* [Given problem]: Extract every record, exactly as written, and ignore the pictures.

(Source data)
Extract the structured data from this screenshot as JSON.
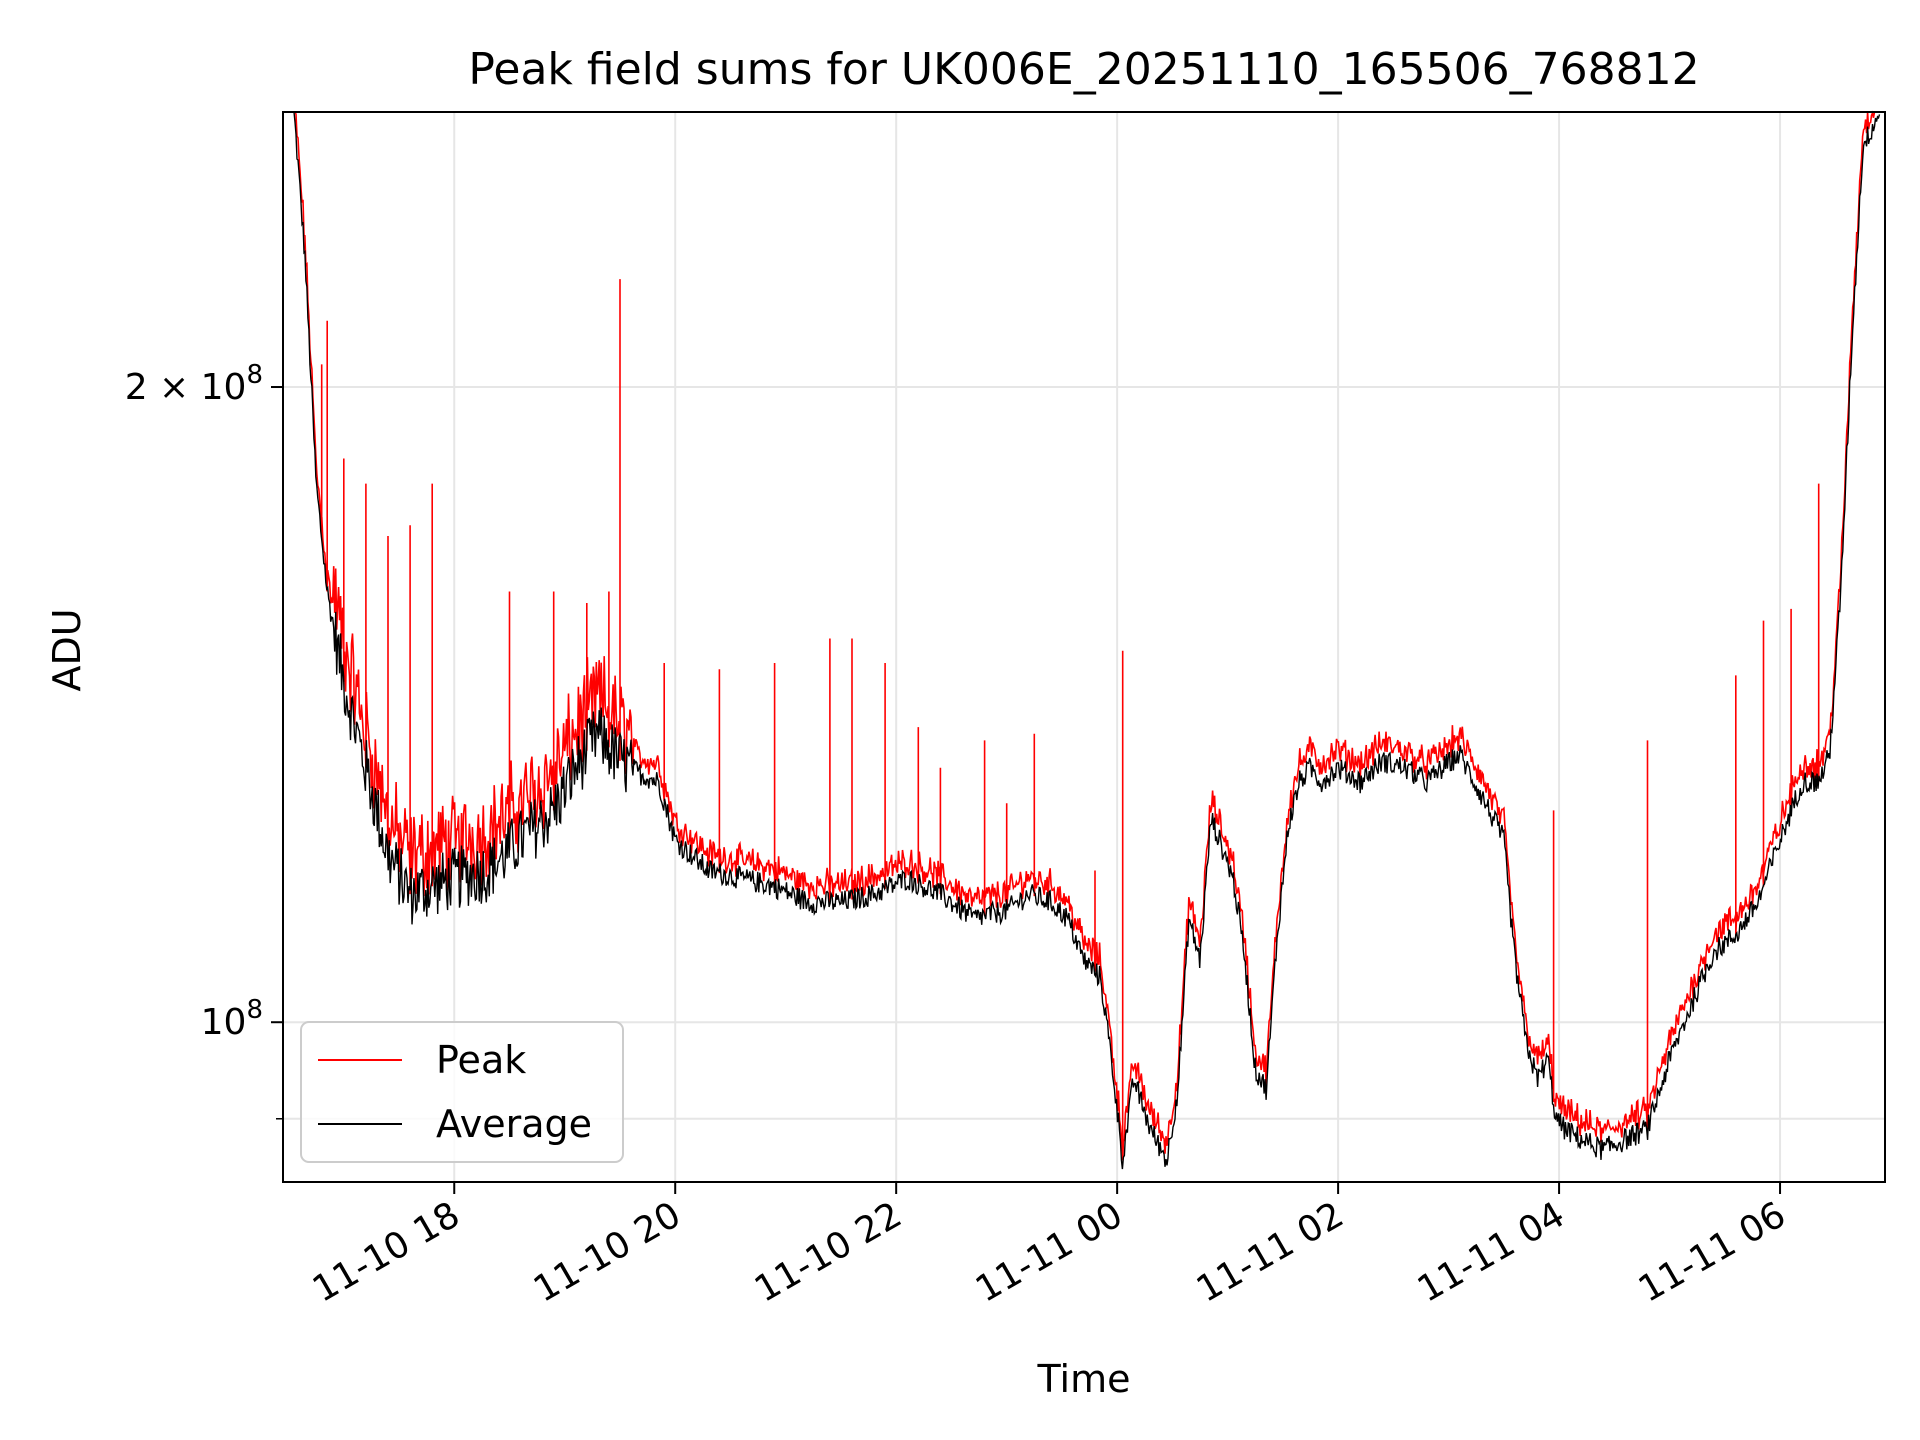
{
  "chart_data": {
    "type": "line",
    "title": "Peak field sums for UK006E_20251110_165506_768812",
    "xlabel": "Time",
    "ylabel": "ADU",
    "yscale": "log",
    "xlim_hours": [
      16.45,
      30.95
    ],
    "ylim": [
      84000000,
      270000000
    ],
    "grid": true,
    "legend_location": "lower left",
    "x_ticks": [
      {
        "hour": 18,
        "label": "11-10 18"
      },
      {
        "hour": 20,
        "label": "11-10 20"
      },
      {
        "hour": 22,
        "label": "11-10 22"
      },
      {
        "hour": 24,
        "label": "11-11 00"
      },
      {
        "hour": 26,
        "label": "11-11 02"
      },
      {
        "hour": 28,
        "label": "11-11 04"
      },
      {
        "hour": 30,
        "label": "11-11 06"
      }
    ],
    "y_ticks": [
      {
        "value": 200000000,
        "base": "2 × 10",
        "exp": "8"
      },
      {
        "value": 100000000,
        "base": "10",
        "exp": "8"
      }
    ],
    "y_minor_ticks": [
      90000000
    ],
    "series": [
      {
        "name": "Peak",
        "color": "#ff0000"
      },
      {
        "name": "Average",
        "color": "#000000"
      }
    ],
    "baseline": {
      "x_hours": [
        16.55,
        16.65,
        16.75,
        16.85,
        17.0,
        17.2,
        17.4,
        17.6,
        17.8,
        18.0,
        18.3,
        18.6,
        18.9,
        19.1,
        19.3,
        19.5,
        19.7,
        19.85,
        20.0,
        20.3,
        20.6,
        20.9,
        21.2,
        21.5,
        21.8,
        22.1,
        22.4,
        22.7,
        23.0,
        23.2,
        23.4,
        23.55,
        23.7,
        23.85,
        23.95,
        24.05,
        24.15,
        24.3,
        24.45,
        24.55,
        24.65,
        24.75,
        24.85,
        24.95,
        25.05,
        25.15,
        25.25,
        25.35,
        25.45,
        25.55,
        25.65,
        25.75,
        25.85,
        26.0,
        26.2,
        26.4,
        26.6,
        26.8,
        26.95,
        27.1,
        27.3,
        27.5,
        27.6,
        27.7,
        27.8,
        27.9,
        27.97,
        28.05,
        28.2,
        28.4,
        28.6,
        28.8,
        29.0,
        29.2,
        29.4,
        29.6,
        29.8,
        30.0,
        30.2,
        30.35,
        30.45,
        30.55,
        30.65,
        30.75,
        30.9
      ],
      "average": [
        270000000,
        230000000,
        180000000,
        160000000,
        145000000,
        132000000,
        120000000,
        115000000,
        116000000,
        117000000,
        118000000,
        122000000,
        126000000,
        132000000,
        137000000,
        133000000,
        131000000,
        130000000,
        122000000,
        118000000,
        117000000,
        116000000,
        114000000,
        114000000,
        115000000,
        117000000,
        115000000,
        112000000,
        113000000,
        115000000,
        114000000,
        112000000,
        107000000,
        105000000,
        96000000,
        86000000,
        94000000,
        89000000,
        86000000,
        93000000,
        112000000,
        107000000,
        125000000,
        121000000,
        117000000,
        108000000,
        95000000,
        93000000,
        110000000,
        124000000,
        130000000,
        132000000,
        130000000,
        132000000,
        130000000,
        133000000,
        132000000,
        130000000,
        132000000,
        134000000,
        128000000,
        122000000,
        107000000,
        98000000,
        94000000,
        96000000,
        90000000,
        89000000,
        88000000,
        87000000,
        88000000,
        89000000,
        96000000,
        102000000,
        108000000,
        110000000,
        114000000,
        122000000,
        130000000,
        130000000,
        134000000,
        160000000,
        210000000,
        260000000,
        270000000
      ]
    },
    "spikes": [
      {
        "hour": 16.8,
        "peak": 205000000
      },
      {
        "hour": 16.85,
        "peak": 215000000
      },
      {
        "hour": 17.0,
        "peak": 185000000
      },
      {
        "hour": 17.2,
        "peak": 180000000
      },
      {
        "hour": 17.4,
        "peak": 170000000
      },
      {
        "hour": 17.6,
        "peak": 172000000
      },
      {
        "hour": 17.8,
        "peak": 180000000
      },
      {
        "hour": 18.5,
        "peak": 160000000
      },
      {
        "hour": 18.9,
        "peak": 160000000
      },
      {
        "hour": 19.2,
        "peak": 158000000
      },
      {
        "hour": 19.4,
        "peak": 160000000
      },
      {
        "hour": 19.5,
        "peak": 225000000
      },
      {
        "hour": 19.9,
        "peak": 148000000
      },
      {
        "hour": 20.4,
        "peak": 147000000
      },
      {
        "hour": 20.9,
        "peak": 148000000
      },
      {
        "hour": 21.4,
        "peak": 152000000
      },
      {
        "hour": 21.6,
        "peak": 152000000
      },
      {
        "hour": 21.9,
        "peak": 148000000
      },
      {
        "hour": 22.2,
        "peak": 138000000
      },
      {
        "hour": 22.4,
        "peak": 132000000
      },
      {
        "hour": 22.8,
        "peak": 136000000
      },
      {
        "hour": 23.0,
        "peak": 127000000
      },
      {
        "hour": 23.25,
        "peak": 137000000
      },
      {
        "hour": 23.8,
        "peak": 118000000
      },
      {
        "hour": 24.05,
        "peak": 150000000
      },
      {
        "hour": 27.95,
        "peak": 126000000
      },
      {
        "hour": 28.8,
        "peak": 136000000
      },
      {
        "hour": 29.6,
        "peak": 146000000
      },
      {
        "hour": 29.85,
        "peak": 155000000
      },
      {
        "hour": 30.1,
        "peak": 157000000
      },
      {
        "hour": 30.35,
        "peak": 180000000
      }
    ]
  }
}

* [Completed task]:
Extract the structured data from this screenshot as JSON.
{
  "chart_data": {
    "type": "line",
    "title": "Peak field sums for UK006E_20251110_165506_768812",
    "xlabel": "Time",
    "ylabel": "ADU",
    "yscale": "log",
    "xlim_hours": [
      16.45,
      30.95
    ],
    "ylim": [
      84000000,
      270000000
    ],
    "grid": true,
    "legend_location": "lower left",
    "x_ticks": [
      {
        "hour": 18,
        "label": "11-10 18"
      },
      {
        "hour": 20,
        "label": "11-10 20"
      },
      {
        "hour": 22,
        "label": "11-10 22"
      },
      {
        "hour": 24,
        "label": "11-11 00"
      },
      {
        "hour": 26,
        "label": "11-11 02"
      },
      {
        "hour": 28,
        "label": "11-11 04"
      },
      {
        "hour": 30,
        "label": "11-11 06"
      }
    ],
    "y_ticks": [
      {
        "value": 200000000,
        "base": "2 × 10",
        "exp": "8"
      },
      {
        "value": 100000000,
        "base": "10",
        "exp": "8"
      }
    ],
    "y_minor_ticks": [
      90000000
    ],
    "series": [
      {
        "name": "Peak",
        "color": "#ff0000"
      },
      {
        "name": "Average",
        "color": "#000000"
      }
    ],
    "baseline": {
      "x_hours": [
        16.55,
        16.65,
        16.75,
        16.85,
        17.0,
        17.2,
        17.4,
        17.6,
        17.8,
        18.0,
        18.3,
        18.6,
        18.9,
        19.1,
        19.3,
        19.5,
        19.7,
        19.85,
        20.0,
        20.3,
        20.6,
        20.9,
        21.2,
        21.5,
        21.8,
        22.1,
        22.4,
        22.7,
        23.0,
        23.2,
        23.4,
        23.55,
        23.7,
        23.85,
        23.95,
        24.05,
        24.15,
        24.3,
        24.45,
        24.55,
        24.65,
        24.75,
        24.85,
        24.95,
        25.05,
        25.15,
        25.25,
        25.35,
        25.45,
        25.55,
        25.65,
        25.75,
        25.85,
        26.0,
        26.2,
        26.4,
        26.6,
        26.8,
        26.95,
        27.1,
        27.3,
        27.5,
        27.6,
        27.7,
        27.8,
        27.9,
        27.97,
        28.05,
        28.2,
        28.4,
        28.6,
        28.8,
        29.0,
        29.2,
        29.4,
        29.6,
        29.8,
        30.0,
        30.2,
        30.35,
        30.45,
        30.55,
        30.65,
        30.75,
        30.9
      ],
      "average": [
        270000000,
        230000000,
        180000000,
        160000000,
        145000000,
        132000000,
        120000000,
        115000000,
        116000000,
        117000000,
        118000000,
        122000000,
        126000000,
        132000000,
        137000000,
        133000000,
        131000000,
        130000000,
        122000000,
        118000000,
        117000000,
        116000000,
        114000000,
        114000000,
        115000000,
        117000000,
        115000000,
        112000000,
        113000000,
        115000000,
        114000000,
        112000000,
        107000000,
        105000000,
        96000000,
        86000000,
        94000000,
        89000000,
        86000000,
        93000000,
        112000000,
        107000000,
        125000000,
        121000000,
        117000000,
        108000000,
        95000000,
        93000000,
        110000000,
        124000000,
        130000000,
        132000000,
        130000000,
        132000000,
        130000000,
        133000000,
        132000000,
        130000000,
        132000000,
        134000000,
        128000000,
        122000000,
        107000000,
        98000000,
        94000000,
        96000000,
        90000000,
        89000000,
        88000000,
        87000000,
        88000000,
        89000000,
        96000000,
        102000000,
        108000000,
        110000000,
        114000000,
        122000000,
        130000000,
        130000000,
        134000000,
        160000000,
        210000000,
        260000000,
        270000000
      ]
    },
    "spikes": [
      {
        "hour": 16.8,
        "peak": 205000000
      },
      {
        "hour": 16.85,
        "peak": 215000000
      },
      {
        "hour": 17.0,
        "peak": 185000000
      },
      {
        "hour": 17.2,
        "peak": 180000000
      },
      {
        "hour": 17.4,
        "peak": 170000000
      },
      {
        "hour": 17.6,
        "peak": 172000000
      },
      {
        "hour": 17.8,
        "peak": 180000000
      },
      {
        "hour": 18.5,
        "peak": 160000000
      },
      {
        "hour": 18.9,
        "peak": 160000000
      },
      {
        "hour": 19.2,
        "peak": 158000000
      },
      {
        "hour": 19.4,
        "peak": 160000000
      },
      {
        "hour": 19.5,
        "peak": 225000000
      },
      {
        "hour": 19.9,
        "peak": 148000000
      },
      {
        "hour": 20.4,
        "peak": 147000000
      },
      {
        "hour": 20.9,
        "peak": 148000000
      },
      {
        "hour": 21.4,
        "peak": 152000000
      },
      {
        "hour": 21.6,
        "peak": 152000000
      },
      {
        "hour": 21.9,
        "peak": 148000000
      },
      {
        "hour": 22.2,
        "peak": 138000000
      },
      {
        "hour": 22.4,
        "peak": 132000000
      },
      {
        "hour": 22.8,
        "peak": 136000000
      },
      {
        "hour": 23.0,
        "peak": 127000000
      },
      {
        "hour": 23.25,
        "peak": 137000000
      },
      {
        "hour": 23.8,
        "peak": 118000000
      },
      {
        "hour": 24.05,
        "peak": 150000000
      },
      {
        "hour": 27.95,
        "peak": 126000000
      },
      {
        "hour": 28.8,
        "peak": 136000000
      },
      {
        "hour": 29.6,
        "peak": 146000000
      },
      {
        "hour": 29.85,
        "peak": 155000000
      },
      {
        "hour": 30.1,
        "peak": 157000000
      },
      {
        "hour": 30.35,
        "peak": 180000000
      }
    ]
  }
}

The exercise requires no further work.